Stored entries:

## Start

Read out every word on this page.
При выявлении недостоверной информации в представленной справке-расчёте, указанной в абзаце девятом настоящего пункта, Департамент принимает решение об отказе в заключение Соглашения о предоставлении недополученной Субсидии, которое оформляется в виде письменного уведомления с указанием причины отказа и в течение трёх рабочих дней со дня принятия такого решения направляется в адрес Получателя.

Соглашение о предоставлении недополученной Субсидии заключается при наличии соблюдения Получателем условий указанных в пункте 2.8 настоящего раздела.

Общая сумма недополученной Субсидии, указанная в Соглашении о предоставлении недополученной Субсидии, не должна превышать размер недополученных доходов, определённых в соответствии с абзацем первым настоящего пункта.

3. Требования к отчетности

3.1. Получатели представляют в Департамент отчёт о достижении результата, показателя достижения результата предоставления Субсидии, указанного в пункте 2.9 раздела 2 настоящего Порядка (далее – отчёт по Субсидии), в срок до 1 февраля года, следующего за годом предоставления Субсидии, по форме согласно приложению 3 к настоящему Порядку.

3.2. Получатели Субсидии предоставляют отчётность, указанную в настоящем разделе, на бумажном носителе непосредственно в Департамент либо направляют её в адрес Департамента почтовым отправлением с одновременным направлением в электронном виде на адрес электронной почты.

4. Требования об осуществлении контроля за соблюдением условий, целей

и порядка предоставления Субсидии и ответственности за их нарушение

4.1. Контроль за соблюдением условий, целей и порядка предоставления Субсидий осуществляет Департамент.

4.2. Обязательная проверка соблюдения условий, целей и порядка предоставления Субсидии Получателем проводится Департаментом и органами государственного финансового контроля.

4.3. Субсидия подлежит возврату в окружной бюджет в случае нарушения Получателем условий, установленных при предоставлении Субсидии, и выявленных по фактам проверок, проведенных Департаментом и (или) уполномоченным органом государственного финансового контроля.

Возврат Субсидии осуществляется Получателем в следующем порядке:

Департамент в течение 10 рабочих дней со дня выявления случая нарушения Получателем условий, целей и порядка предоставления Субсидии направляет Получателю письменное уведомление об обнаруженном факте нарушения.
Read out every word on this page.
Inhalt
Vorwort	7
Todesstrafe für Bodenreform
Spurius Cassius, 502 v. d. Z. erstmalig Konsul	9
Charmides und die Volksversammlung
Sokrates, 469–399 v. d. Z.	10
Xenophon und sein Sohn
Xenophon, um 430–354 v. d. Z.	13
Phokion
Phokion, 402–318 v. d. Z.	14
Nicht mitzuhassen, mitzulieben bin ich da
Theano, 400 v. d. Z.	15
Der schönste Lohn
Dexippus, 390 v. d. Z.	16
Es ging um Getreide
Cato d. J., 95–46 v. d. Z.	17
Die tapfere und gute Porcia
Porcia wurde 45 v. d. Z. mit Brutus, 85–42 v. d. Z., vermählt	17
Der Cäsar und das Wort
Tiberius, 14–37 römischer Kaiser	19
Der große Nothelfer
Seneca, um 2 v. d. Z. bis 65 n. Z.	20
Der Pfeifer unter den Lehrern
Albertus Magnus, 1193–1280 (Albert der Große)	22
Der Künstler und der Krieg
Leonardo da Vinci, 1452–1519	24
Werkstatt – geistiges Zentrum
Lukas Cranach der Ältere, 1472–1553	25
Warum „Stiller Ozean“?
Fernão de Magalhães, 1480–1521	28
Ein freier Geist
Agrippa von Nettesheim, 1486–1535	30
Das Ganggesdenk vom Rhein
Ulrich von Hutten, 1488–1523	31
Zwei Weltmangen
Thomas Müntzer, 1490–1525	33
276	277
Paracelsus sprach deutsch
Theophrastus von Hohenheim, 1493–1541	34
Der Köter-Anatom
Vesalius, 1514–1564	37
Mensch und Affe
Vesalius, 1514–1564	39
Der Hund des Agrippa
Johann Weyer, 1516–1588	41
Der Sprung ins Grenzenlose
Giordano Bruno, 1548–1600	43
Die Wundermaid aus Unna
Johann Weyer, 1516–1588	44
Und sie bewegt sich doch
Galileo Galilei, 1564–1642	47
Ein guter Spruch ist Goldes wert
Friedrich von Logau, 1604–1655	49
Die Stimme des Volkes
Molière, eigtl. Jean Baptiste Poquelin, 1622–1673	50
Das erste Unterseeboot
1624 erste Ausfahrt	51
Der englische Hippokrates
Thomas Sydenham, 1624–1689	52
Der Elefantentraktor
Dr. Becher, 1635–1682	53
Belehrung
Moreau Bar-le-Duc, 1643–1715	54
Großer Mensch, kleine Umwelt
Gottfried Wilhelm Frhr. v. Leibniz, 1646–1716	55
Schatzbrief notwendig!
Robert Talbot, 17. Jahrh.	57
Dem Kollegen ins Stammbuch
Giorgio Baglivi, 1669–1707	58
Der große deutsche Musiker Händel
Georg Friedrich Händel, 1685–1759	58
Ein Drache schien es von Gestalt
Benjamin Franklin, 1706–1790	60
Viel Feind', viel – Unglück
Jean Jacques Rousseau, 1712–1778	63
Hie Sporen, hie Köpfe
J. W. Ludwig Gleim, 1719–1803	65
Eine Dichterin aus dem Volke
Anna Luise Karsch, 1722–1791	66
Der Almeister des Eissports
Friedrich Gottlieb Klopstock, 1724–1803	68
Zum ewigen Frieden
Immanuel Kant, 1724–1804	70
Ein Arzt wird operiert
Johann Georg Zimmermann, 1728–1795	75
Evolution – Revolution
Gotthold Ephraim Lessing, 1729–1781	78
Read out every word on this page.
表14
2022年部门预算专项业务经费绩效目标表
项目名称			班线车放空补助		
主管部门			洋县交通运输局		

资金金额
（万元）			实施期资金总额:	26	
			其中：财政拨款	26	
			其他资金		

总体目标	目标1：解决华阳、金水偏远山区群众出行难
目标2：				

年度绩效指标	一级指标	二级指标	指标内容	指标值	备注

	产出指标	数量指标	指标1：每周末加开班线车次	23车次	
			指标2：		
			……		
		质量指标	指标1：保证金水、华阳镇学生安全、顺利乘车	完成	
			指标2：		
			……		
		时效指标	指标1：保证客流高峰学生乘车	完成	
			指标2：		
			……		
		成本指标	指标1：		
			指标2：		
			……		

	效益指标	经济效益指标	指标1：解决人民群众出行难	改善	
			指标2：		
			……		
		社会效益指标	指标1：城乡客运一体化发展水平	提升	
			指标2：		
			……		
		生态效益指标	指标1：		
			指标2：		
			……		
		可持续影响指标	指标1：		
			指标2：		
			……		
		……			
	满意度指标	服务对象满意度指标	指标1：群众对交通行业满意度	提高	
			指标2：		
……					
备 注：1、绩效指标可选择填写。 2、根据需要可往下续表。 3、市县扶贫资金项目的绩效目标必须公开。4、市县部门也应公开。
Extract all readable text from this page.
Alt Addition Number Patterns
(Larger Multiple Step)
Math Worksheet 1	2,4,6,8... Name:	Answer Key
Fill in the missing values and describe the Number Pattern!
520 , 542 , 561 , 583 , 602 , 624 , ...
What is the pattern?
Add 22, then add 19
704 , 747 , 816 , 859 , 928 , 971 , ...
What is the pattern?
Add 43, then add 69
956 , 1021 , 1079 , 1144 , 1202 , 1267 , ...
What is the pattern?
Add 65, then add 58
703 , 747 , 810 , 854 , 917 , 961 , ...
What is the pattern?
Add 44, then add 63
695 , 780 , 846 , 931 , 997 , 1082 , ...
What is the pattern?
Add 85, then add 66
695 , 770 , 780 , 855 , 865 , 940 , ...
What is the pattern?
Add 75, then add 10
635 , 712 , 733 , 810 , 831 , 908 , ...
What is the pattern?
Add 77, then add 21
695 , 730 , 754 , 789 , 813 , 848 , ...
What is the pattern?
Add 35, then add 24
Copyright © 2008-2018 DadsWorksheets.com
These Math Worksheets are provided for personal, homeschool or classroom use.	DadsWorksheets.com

## End

Work to be completed: Scan the lines for the string "соблюдением". Pick out every line that has it.

Solution to this exercise:
4. Требования об осуществлении контроля за соблюдением условий, целей
4.1. Контроль за соблюдением условий, целей и порядка предоставления Субсидий осуществляет Департамент.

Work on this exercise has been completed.